§ What to work on
Collect every line below that contains the word "муниципальных".

§ Stored records
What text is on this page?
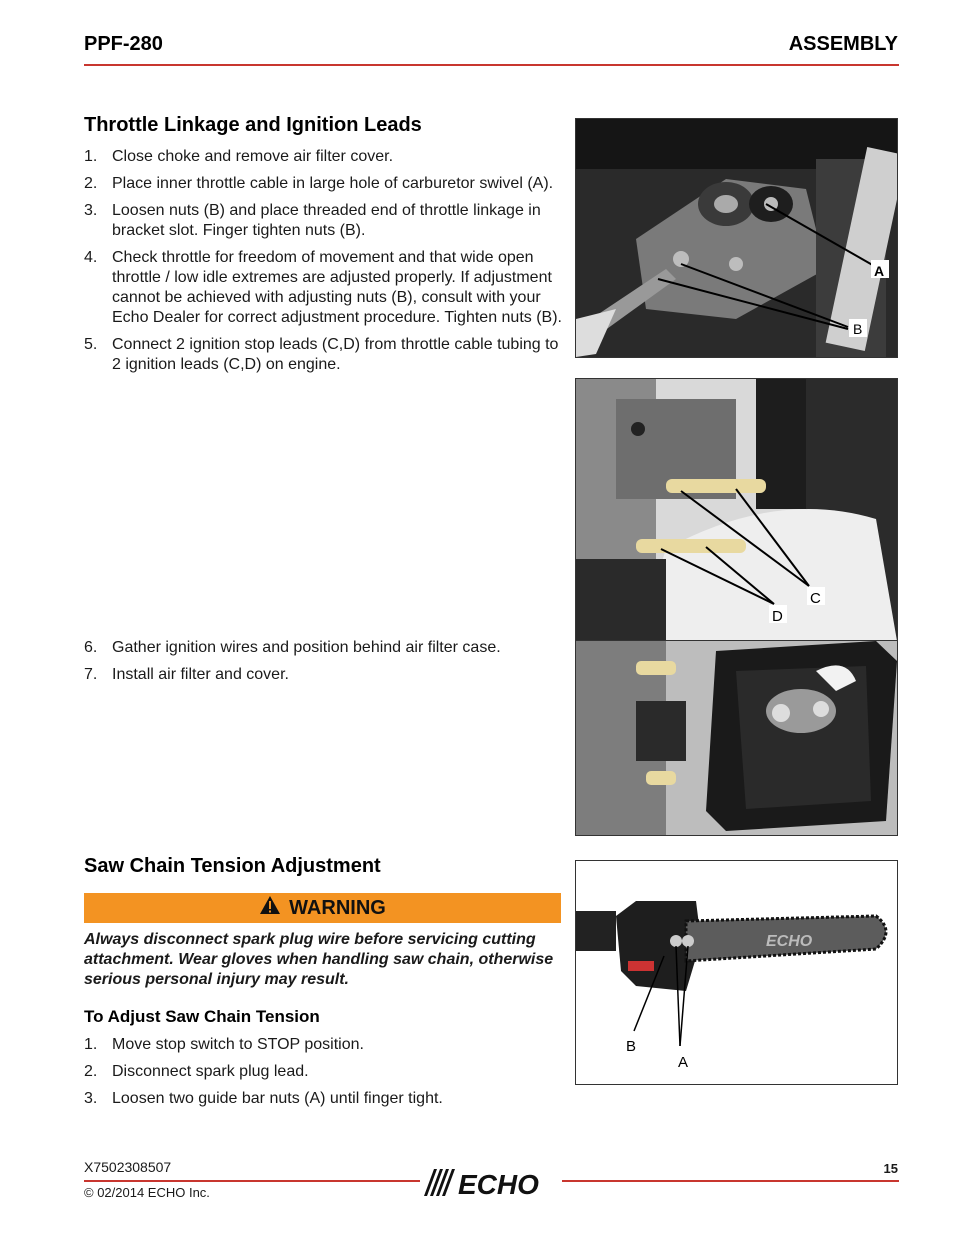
PPF-280	ASSEMBLY
Throttle Linkage and Ignition Leads
1. Close choke and remove air filter cover.
2. Place inner throttle cable in large hole of carburetor swivel (A).
3. Loosen nuts (B) and place threaded end of throttle linkage in bracket slot. Finger tighten nuts (B).
4. Check throttle for freedom of movement and that wide open throttle / low idle extremes are adjusted properly. If adjustment cannot be achieved with adjusting nuts (B), consult with your Echo Dealer for correct adjustment procedure. Tighten nuts (B).
5. Connect 2 ignition stop leads (C,D) from throttle cable tubing to 2 ignition leads (C,D) on engine.
6. Gather ignition wires and position behind air filter case.
7. Install air filter and cover.
A
B
C
D
Saw Chain Tension Adjustment
WARNING
Always disconnect spark plug wire before servicing cutting attachment. Wear gloves when handling saw chain, otherwise serious personal injury may result.
To Adjust Saw Chain Tension
1. Move stop switch to STOP position.
2. Disconnect spark plug lead.
3. Loosen two guide bar nuts (A) until finger tight.
ECHO
B
A
X7502308507
© 02/2014 ECHO Inc.
15
ECHO
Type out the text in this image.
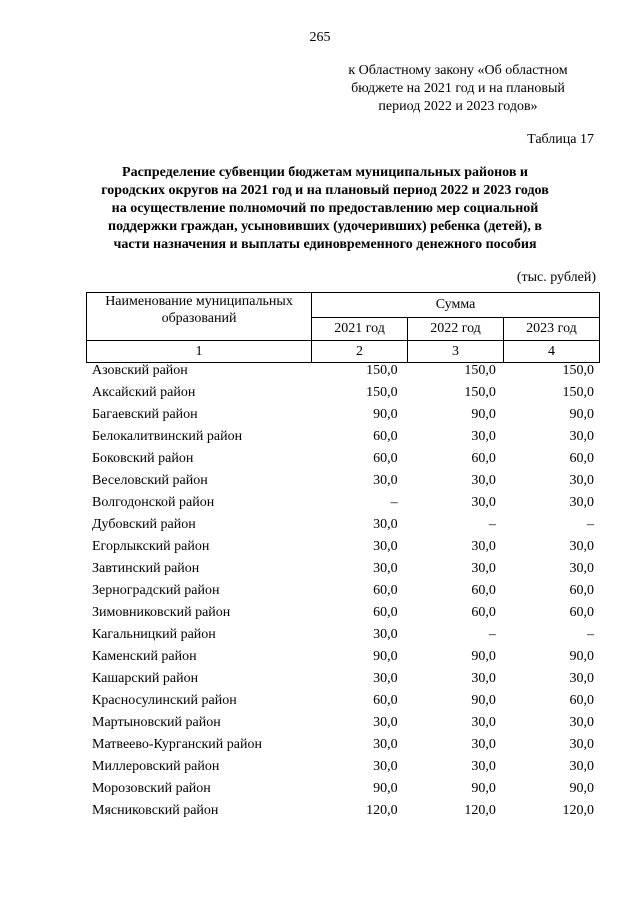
265
к Областному закону «Об областном
бюджете на 2021 год и на плановый
период 2022 и 2023 годов»
Таблица 17
Распределение субвенции бюджетам муниципальных районов и
городских округов на 2021 год и на плановый период 2022 и 2023 годов
на осуществление полномочий по предоставлению мер социальной
поддержки граждан, усыновивших (удочеривших) ребенка (детей), в
части назначения и выплаты единовременного денежного пособия
(тыс. рублей)
Наименование муниципальных образований	Сумма		
	2021 год	2022 год	2023 год
1	2	3	4
Азовский район	150,0	150,0	150,0
Аксайский район	150,0	150,0	150,0
Багаевский район	90,0	90,0	90,0
Белокалитвинский район	60,0	30,0	30,0
Боковский район	60,0	60,0	60,0
Веселовский район	30,0	30,0	30,0
Волгодонской район	–	30,0	30,0
Дубовский район	30,0	–	–
Егорлыкский район	30,0	30,0	30,0
Завтинский район	30,0	30,0	30,0
Зерноградский район	60,0	60,0	60,0
Зимовниковский район	60,0	60,0	60,0
Кагальницкий район	30,0	–	–
Каменский район	90,0	90,0	90,0
Кашарский район	30,0	30,0	30,0
Красносулинский район	60,0	90,0	60,0
Мартыновский район	30,0	30,0	30,0
Матвеево-Курганский район	30,0	30,0	30,0
Миллеровский район	30,0	30,0	30,0
Морозовский район	90,0	90,0	90,0
Мясниковский район	120,0	120,0	120,0
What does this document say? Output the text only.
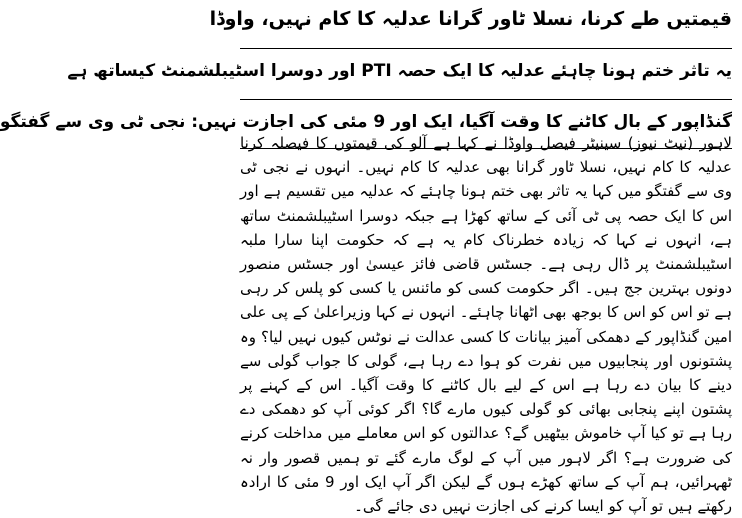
قیمتیں طے کرنا، نسلا ٹاور گرانا عدلیہ کا کام نہیں، واوڈا
یہ تاثر ختم ہونا چاہئے عدلیہ کا ایک حصہ PTI اور دوسرا اسٹیبلشمنٹ کیساتھ ہے
گنڈاپور کے بال کاٹنے کا وقت آگیا، ایک اور 9 مئی کی اجازت نہیں: نجی ٹی وی سے گفتگو

لاہور (نیٹ نیوز) سینیٹر فیصل واوڈا نے کہا ہے آلو کی قیمتوں کا فیصلہ کرنا عدلیہ کا کام نہیں، نسلا ٹاور گرانا بھی عدلیہ کا کام نہیں۔ انہوں نے نجی ٹی وی سے گفتگو میں کہا یہ تاثر بھی ختم ہونا چاہئے کہ عدلیہ میں تقسیم ہے اور اس کا ایک حصہ پی ٹی آئی کے ساتھ کھڑا ہے جبکہ دوسرا اسٹیبلشمنٹ ساتھ ہے، انہوں نے کہا کہ زیادہ خطرناک کام یہ ہے کہ حکومت اپنا سارا ملبہ اسٹیبلشمنٹ پر ڈال رہی ہے۔ جسٹس قاضی فائز عیسیٰ اور جسٹس منصور دونوں بہترین جج ہیں۔ اگر حکومت کسی کو مائنس یا کسی کو پلس کر رہی ہے تو اس کو اس کا بوجھ بھی اٹھانا چاہئے۔ انہوں نے کہا وزیراعلیٰ کے پی علی امین گنڈاپور کے دھمکی آمیز بیانات کا کسی عدالت نے نوٹس کیوں نہیں لیا؟ وہ پشتونوں اور پنجابیوں میں نفرت کو ہوا دے رہا ہے، گولی کا جواب گولی سے دینے کا بیان دے رہا ہے اس کے لیے بال کاٹنے کا وقت آگیا۔ اس کے کہنے پر پشتون اپنے پنجابی بھائی کو گولی کیوں مارے گا؟ اگر کوئی آپ کو دھمکی دے رہا ہے تو کیا آپ خاموش بیٹھیں گے؟ عدالتوں کو اس معاملے میں مداخلت کرنے کی ضرورت ہے؟ اگر لاہور میں آپ کے لوگ مارے گئے تو ہمیں قصور وار نہ ٹھہرائیں، ہم آپ کے ساتھ کھڑے ہوں گے لیکن اگر آپ ایک اور 9 مئی کا ارادہ رکھتے ہیں تو آپ کو ایسا کرنے کی اجازت نہیں دی جائے گی۔
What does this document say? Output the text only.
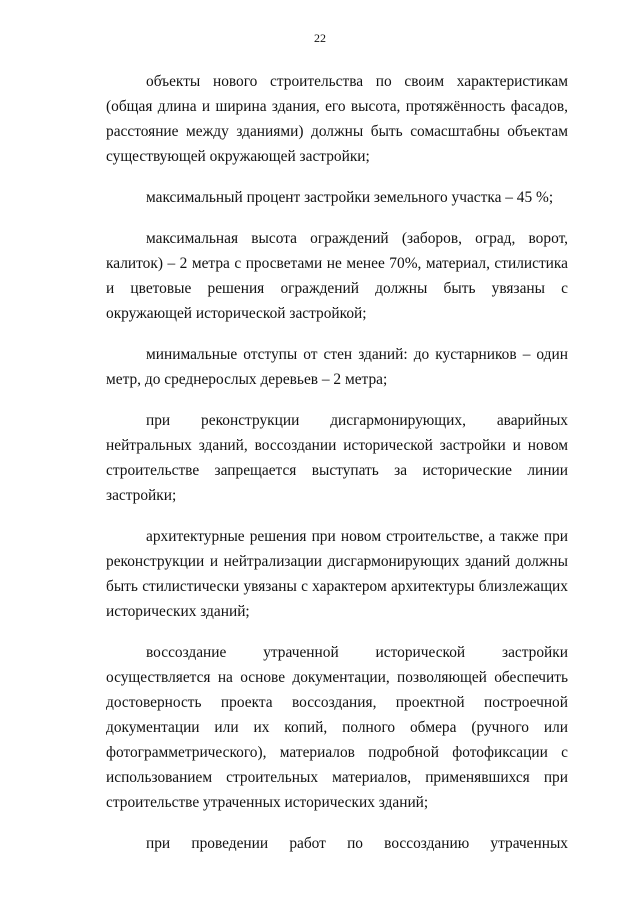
22

объекты нового строительства по своим характеристикам (общая длина и ширина здания, его высота, протяжённость фасадов, расстояние между зданиями) должны быть сомасштабны объектам существующей окружающей застройки;

максимальный процент застройки земельного участка – 45 %;

максимальная высота ограждений (заборов, оград, ворот, калиток) – 2 метра с просветами не менее 70%, материал, стилистика и цветовые решения ограждений должны быть увязаны с окружающей исторической застройкой;

минимальные отступы от стен зданий: до кустарников – один метр, до среднерослых деревьев – 2 метра;

при реконструкции дисгармонирующих, аварийных нейтральных зданий, воссоздании исторической застройки и новом строительстве запрещается выступать за исторические линии застройки;

архитектурные решения при новом строительстве, а также при реконструкции и нейтрализации дисгармонирующих зданий должны быть стилистически увязаны с характером архитектуры близлежащих исторических зданий;

воссоздание утраченной исторической застройки осуществляется на основе документации, позволяющей обеспечить достоверность проекта воссоздания, проектной построечной документации или их копий, полного обмера (ручного или фотограмметрического), материалов подробной фотофиксации с использованием строительных материалов, применявшихся при строительстве утраченных исторических зданий;

при проведении работ по воссозданию утраченных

§ The result
Распределение субвенции бюджетам муниципальных районов и
Наименование муниципальных образований	Сумма		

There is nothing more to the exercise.